◆ Work required ◆
In the listing below, identify each line with the word "JSON" and return those lines.

◆ Raw data ◆
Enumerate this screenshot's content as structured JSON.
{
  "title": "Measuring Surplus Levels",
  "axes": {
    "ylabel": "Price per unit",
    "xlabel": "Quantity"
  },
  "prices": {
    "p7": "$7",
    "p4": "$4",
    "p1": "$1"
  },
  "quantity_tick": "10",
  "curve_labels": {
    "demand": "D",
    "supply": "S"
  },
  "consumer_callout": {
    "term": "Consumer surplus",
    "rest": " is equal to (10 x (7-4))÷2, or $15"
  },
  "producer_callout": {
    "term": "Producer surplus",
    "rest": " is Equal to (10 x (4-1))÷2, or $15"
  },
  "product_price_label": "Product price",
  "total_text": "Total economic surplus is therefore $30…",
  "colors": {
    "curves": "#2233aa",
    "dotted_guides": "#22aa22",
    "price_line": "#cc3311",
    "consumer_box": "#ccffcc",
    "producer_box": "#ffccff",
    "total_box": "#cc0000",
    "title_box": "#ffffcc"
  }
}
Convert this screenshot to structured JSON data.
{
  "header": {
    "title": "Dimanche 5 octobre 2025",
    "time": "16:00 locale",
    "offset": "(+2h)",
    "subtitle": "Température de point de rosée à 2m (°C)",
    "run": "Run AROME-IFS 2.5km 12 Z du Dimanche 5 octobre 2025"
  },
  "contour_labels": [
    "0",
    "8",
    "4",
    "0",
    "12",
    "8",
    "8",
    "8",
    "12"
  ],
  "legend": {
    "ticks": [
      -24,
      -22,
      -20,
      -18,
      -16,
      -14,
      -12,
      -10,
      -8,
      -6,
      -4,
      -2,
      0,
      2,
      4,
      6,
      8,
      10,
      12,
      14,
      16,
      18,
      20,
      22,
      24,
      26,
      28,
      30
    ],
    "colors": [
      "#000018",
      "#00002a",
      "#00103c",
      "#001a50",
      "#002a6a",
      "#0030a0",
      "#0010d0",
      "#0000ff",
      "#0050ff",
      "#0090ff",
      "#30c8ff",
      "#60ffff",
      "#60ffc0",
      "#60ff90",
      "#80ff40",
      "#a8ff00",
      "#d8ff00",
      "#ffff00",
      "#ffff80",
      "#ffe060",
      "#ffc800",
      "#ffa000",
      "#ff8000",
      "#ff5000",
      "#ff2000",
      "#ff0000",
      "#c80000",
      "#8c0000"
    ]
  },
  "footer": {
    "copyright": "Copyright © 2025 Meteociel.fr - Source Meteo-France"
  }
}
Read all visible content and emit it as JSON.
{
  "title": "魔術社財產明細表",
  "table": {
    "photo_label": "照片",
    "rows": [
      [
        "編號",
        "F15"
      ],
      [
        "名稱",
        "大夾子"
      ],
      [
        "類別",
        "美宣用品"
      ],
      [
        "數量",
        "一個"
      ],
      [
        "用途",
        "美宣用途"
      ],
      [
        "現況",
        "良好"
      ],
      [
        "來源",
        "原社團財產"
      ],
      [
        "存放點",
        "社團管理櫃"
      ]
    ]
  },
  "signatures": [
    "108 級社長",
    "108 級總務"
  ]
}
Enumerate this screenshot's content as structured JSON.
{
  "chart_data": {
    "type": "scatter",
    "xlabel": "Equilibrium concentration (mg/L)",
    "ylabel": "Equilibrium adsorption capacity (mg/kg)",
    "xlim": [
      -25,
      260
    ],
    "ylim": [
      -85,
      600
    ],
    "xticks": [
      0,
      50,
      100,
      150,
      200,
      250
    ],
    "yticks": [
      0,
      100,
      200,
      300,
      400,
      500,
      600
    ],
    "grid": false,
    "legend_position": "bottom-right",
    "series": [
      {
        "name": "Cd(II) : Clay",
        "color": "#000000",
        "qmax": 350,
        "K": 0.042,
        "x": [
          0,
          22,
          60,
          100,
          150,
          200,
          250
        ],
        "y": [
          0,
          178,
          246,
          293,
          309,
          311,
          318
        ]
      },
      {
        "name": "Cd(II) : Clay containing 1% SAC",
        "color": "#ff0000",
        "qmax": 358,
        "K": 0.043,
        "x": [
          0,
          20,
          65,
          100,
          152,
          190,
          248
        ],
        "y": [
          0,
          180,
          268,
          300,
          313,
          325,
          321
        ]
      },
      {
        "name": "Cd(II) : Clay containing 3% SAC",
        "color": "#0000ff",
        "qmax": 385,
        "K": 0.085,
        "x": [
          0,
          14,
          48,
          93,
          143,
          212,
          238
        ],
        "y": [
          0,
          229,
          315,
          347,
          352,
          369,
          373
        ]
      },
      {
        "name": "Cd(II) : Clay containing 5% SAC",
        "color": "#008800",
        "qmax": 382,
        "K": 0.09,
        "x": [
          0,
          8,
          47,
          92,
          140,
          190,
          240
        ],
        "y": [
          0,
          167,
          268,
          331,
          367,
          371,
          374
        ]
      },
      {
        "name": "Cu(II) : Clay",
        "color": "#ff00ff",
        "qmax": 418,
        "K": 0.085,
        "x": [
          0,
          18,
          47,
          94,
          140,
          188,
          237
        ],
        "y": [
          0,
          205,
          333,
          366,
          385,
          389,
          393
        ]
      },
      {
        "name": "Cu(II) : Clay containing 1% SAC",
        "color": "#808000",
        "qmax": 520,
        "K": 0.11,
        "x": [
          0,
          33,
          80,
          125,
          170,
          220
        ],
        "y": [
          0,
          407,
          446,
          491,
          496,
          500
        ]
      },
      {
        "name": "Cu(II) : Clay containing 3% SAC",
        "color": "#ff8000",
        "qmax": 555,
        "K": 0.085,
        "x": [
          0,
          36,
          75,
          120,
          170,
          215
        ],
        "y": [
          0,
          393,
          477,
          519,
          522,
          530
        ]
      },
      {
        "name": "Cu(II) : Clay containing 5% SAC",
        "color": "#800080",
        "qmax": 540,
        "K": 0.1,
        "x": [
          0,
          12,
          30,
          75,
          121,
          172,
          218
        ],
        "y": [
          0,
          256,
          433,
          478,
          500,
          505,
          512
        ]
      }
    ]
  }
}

◆ Answer to the exercise ◆
Enumerate this screenshot's content as structured JSON.
Convert this screenshot to structured JSON data.
Read all visible content and emit it as JSON.
Enumerate this screenshot's content as structured JSON.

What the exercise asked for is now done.